*STATED TASK*
Reproduce all entries precisely, down to the last character.

*STORED RECORDS*
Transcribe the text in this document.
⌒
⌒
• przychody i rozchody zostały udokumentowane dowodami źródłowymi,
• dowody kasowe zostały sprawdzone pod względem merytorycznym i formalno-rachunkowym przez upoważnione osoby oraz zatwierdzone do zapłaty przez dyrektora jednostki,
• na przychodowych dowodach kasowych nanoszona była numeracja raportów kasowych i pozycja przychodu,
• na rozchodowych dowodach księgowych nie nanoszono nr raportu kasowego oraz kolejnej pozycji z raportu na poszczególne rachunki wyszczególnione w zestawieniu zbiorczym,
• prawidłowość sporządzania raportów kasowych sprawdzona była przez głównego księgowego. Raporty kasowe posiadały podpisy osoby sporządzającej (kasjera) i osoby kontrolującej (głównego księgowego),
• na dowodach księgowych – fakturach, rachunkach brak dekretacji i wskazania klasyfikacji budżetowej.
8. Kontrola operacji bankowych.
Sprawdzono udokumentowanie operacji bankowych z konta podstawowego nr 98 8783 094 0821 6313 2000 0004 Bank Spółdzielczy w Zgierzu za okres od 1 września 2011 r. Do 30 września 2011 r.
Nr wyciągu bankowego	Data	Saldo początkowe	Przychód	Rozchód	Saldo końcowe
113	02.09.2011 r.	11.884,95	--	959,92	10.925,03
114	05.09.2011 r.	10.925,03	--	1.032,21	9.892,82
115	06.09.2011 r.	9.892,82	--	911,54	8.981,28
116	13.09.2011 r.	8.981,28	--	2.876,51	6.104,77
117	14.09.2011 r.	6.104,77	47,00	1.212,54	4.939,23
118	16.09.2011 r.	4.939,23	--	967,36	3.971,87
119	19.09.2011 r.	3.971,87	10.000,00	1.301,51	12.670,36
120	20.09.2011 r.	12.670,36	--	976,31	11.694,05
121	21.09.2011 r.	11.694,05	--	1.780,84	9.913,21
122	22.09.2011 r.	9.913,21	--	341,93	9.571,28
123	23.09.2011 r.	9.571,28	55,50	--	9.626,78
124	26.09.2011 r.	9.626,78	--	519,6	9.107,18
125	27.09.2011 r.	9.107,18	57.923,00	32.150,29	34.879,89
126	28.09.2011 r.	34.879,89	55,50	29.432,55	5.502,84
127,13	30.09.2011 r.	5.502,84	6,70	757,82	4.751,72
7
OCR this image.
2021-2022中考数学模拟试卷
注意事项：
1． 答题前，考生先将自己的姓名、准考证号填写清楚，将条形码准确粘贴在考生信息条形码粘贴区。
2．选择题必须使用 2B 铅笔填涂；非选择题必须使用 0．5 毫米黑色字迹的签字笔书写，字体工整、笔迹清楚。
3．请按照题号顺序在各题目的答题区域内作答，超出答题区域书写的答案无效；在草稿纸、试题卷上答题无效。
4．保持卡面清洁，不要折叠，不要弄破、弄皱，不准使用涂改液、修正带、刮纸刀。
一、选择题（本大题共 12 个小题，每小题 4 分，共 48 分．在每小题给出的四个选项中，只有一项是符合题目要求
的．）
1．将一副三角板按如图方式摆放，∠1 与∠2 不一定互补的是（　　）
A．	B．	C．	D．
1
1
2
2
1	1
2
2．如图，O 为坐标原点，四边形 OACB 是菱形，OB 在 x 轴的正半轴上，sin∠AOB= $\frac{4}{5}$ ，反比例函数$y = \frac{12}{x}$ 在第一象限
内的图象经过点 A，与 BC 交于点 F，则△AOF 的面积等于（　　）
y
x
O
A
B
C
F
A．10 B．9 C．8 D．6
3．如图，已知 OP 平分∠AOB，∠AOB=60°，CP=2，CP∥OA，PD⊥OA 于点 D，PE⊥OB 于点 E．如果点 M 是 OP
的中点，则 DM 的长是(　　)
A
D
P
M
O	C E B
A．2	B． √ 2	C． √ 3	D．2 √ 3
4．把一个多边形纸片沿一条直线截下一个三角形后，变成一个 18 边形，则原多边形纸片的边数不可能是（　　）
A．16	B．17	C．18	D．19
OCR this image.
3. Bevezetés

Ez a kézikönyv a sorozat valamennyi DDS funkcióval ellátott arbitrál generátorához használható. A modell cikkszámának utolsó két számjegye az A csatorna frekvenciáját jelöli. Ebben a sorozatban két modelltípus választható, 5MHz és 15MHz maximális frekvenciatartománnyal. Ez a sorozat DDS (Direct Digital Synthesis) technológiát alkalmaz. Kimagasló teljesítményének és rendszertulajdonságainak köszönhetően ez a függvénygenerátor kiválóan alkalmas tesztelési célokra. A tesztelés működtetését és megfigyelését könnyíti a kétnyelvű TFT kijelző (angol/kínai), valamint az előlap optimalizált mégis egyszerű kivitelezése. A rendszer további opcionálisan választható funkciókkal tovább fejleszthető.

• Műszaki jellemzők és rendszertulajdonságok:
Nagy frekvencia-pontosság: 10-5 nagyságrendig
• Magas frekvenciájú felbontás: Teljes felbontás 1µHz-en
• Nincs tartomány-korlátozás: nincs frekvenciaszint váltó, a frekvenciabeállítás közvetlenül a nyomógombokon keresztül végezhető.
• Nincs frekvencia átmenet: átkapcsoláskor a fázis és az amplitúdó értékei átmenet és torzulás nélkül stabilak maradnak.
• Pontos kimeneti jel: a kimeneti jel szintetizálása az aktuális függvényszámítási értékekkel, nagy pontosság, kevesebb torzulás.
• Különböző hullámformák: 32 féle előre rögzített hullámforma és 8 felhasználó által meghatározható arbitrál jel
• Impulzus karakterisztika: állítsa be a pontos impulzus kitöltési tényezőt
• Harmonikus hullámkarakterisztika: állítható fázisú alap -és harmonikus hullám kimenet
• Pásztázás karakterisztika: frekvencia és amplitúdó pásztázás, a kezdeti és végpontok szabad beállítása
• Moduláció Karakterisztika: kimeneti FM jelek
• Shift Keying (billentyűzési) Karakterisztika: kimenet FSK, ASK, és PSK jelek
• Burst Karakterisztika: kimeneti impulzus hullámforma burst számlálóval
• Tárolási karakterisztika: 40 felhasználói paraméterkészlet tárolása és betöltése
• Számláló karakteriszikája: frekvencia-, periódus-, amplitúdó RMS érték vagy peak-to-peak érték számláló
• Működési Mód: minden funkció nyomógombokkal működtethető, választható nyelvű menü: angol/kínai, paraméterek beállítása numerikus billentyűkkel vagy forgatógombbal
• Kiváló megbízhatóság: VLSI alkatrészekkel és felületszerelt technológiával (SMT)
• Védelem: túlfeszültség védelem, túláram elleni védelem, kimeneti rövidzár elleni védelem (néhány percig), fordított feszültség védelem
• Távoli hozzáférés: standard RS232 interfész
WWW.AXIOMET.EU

*TASK RESULT*
Transcribe the text in this document.
⌒
⌒
• przychody i rozchody zostały udokumentowane dowodami źródłowymi,
• dowody kasowe zostały sprawdzone pod względem merytorycznym i formalno-rachunkowym przez upoważnione osoby oraz zatwierdzone do zapłaty przez dyrektora jednostki,
• na przychodowych dowodach kasowych nanoszona była numeracja raportów kasowych i pozycja przychodu,
• na rozchodowych dowodach księgowych nie nanoszono nr raportu kasowego oraz kolejnej pozycji z raportu na poszczególne rachunki wyszczególnione w zestawieniu zbiorczym,
• prawidłowość sporządzania raportów kasowych sprawdzona była przez głównego księgowego. Raporty kasowe posiadały podpisy osoby sporządzającej (kasjera) i osoby kontrolującej (głównego księgowego),
• na dowodach księgowych – fakturach, rachunkach brak dekretacji i wskazania klasyfikacji budżetowej.
8. Kontrola operacji bankowych.
Sprawdzono udokumentowanie operacji bankowych z konta podstawowego nr 98 8783 094 0821 6313 2000 0004 Bank Spółdzielczy w Zgierzu za okres od 1 września 2011 r. Do 30 września 2011 r.
Nr wyciągu bankowego	Data	Saldo początkowe	Przychód	Rozchód	Saldo końcowe
113	02.09.2011 r.	11.884,95	--	959,92	10.925,03
114	05.09.2011 r.	10.925,03	--	1.032,21	9.892,82
115	06.09.2011 r.	9.892,82	--	911,54	8.981,28
116	13.09.2011 r.	8.981,28	--	2.876,51	6.104,77
117	14.09.2011 r.	6.104,77	47,00	1.212,54	4.939,23
118	16.09.2011 r.	4.939,23	--	967,36	3.971,87
119	19.09.2011 r.	3.971,87	10.000,00	1.301,51	12.670,36
120	20.09.2011 r.	12.670,36	--	976,31	11.694,05
121	21.09.2011 r.	11.694,05	--	1.780,84	9.913,21
122	22.09.2011 r.	9.913,21	--	341,93	9.571,28
123	23.09.2011 r.	9.571,28	55,50	--	9.626,78
124	26.09.2011 r.	9.626,78	--	519,6	9.107,18
125	27.09.2011 r.	9.107,18	57.923,00	32.150,29	34.879,89
126	28.09.2011 r.	34.879,89	55,50	29.432,55	5.502,84
127,13	30.09.2011 r.	5.502,84	6,70	757,82	4.751,72
7
OCR this image.
2021-2022中考数学模拟试卷
注意事项：
1． 答题前，考生先将自己的姓名、准考证号填写清楚，将条形码准确粘贴在考生信息条形码粘贴区。
2．选择题必须使用 2B 铅笔填涂；非选择题必须使用 0．5 毫米黑色字迹的签字笔书写，字体工整、笔迹清楚。
3．请按照题号顺序在各题目的答题区域内作答，超出答题区域书写的答案无效；在草稿纸、试题卷上答题无效。
4．保持卡面清洁，不要折叠，不要弄破、弄皱，不准使用涂改液、修正带、刮纸刀。
一、选择题（本大题共 12 个小题，每小题 4 分，共 48 分．在每小题给出的四个选项中，只有一项是符合题目要求
的．）
1．将一副三角板按如图方式摆放，∠1 与∠2 不一定互补的是（　　）
A．	B．	C．	D．
1
1
2
2
1	1
2
2．如图，O 为坐标原点，四边形 OACB 是菱形，OB 在 x 轴的正半轴上，sin∠AOB= $\frac{4}{5}$ ，反比例函数$y = \frac{12}{x}$ 在第一象限
内的图象经过点 A，与 BC 交于点 F，则△AOF 的面积等于（　　）
y
x
O
A
B
C
F
A．10 B．9 C．8 D．6
3．如图，已知 OP 平分∠AOB，∠AOB=60°，CP=2，CP∥OA，PD⊥OA 于点 D，PE⊥OB 于点 E．如果点 M 是 OP
的中点，则 DM 的长是(　　)
A
D
P
M
O	C E B
A．2	B． √ 2	C． √ 3	D．2 √ 3
4．把一个多边形纸片沿一条直线截下一个三角形后，变成一个 18 边形，则原多边形纸片的边数不可能是（　　）
A．16	B．17	C．18	D．19
OCR this image.
3. Bevezetés

Ez a kézikönyv a sorozat valamennyi DDS funkcióval ellátott arbitrál generátorához használható. A modell cikkszámának utolsó két számjegye az A csatorna frekvenciáját jelöli. Ebben a sorozatban két modelltípus választható, 5MHz és 15MHz maximális frekvenciatartománnyal. Ez a sorozat DDS (Direct Digital Synthesis) technológiát alkalmaz. Kimagasló teljesítményének és rendszertulajdonságainak köszönhetően ez a függvénygenerátor kiválóan alkalmas tesztelési célokra. A tesztelés működtetését és megfigyelését könnyíti a kétnyelvű TFT kijelző (angol/kínai), valamint az előlap optimalizált mégis egyszerű kivitelezése. A rendszer további opcionálisan választható funkciókkal tovább fejleszthető.

• Műszaki jellemzők és rendszertulajdonságok:
Nagy frekvencia-pontosság: 10-5 nagyságrendig
• Magas frekvenciájú felbontás: Teljes felbontás 1µHz-en
• Nincs tartomány-korlátozás: nincs frekvenciaszint váltó, a frekvenciabeállítás közvetlenül a nyomógombokon keresztül végezhető.
• Nincs frekvencia átmenet: átkapcsoláskor a fázis és az amplitúdó értékei átmenet és torzulás nélkül stabilak maradnak.
• Pontos kimeneti jel: a kimeneti jel szintetizálása az aktuális függvényszámítási értékekkel, nagy pontosság, kevesebb torzulás.
• Különböző hullámformák: 32 féle előre rögzített hullámforma és 8 felhasználó által meghatározható arbitrál jel
• Impulzus karakterisztika: állítsa be a pontos impulzus kitöltési tényezőt
• Harmonikus hullámkarakterisztika: állítható fázisú alap -és harmonikus hullám kimenet
• Pásztázás karakterisztika: frekvencia és amplitúdó pásztázás, a kezdeti és végpontok szabad beállítása
• Moduláció Karakterisztika: kimeneti FM jelek
• Shift Keying (billentyűzési) Karakterisztika: kimenet FSK, ASK, és PSK jelek
• Burst Karakterisztika: kimeneti impulzus hullámforma burst számlálóval
• Tárolási karakterisztika: 40 felhasználói paraméterkészlet tárolása és betöltése
• Számláló karakteriszikája: frekvencia-, periódus-, amplitúdó RMS érték vagy peak-to-peak érték számláló
• Működési Mód: minden funkció nyomógombokkal működtethető, választható nyelvű menü: angol/kínai, paraméterek beállítása numerikus billentyűkkel vagy forgatógombbal
• Kiváló megbízhatóság: VLSI alkatrészekkel és felületszerelt technológiával (SMT)
• Védelem: túlfeszültség védelem, túláram elleni védelem, kimeneti rövidzár elleni védelem (néhány percig), fordított feszültség védelem
• Távoli hozzáférés: standard RS232 interfész
WWW.AXIOMET.EU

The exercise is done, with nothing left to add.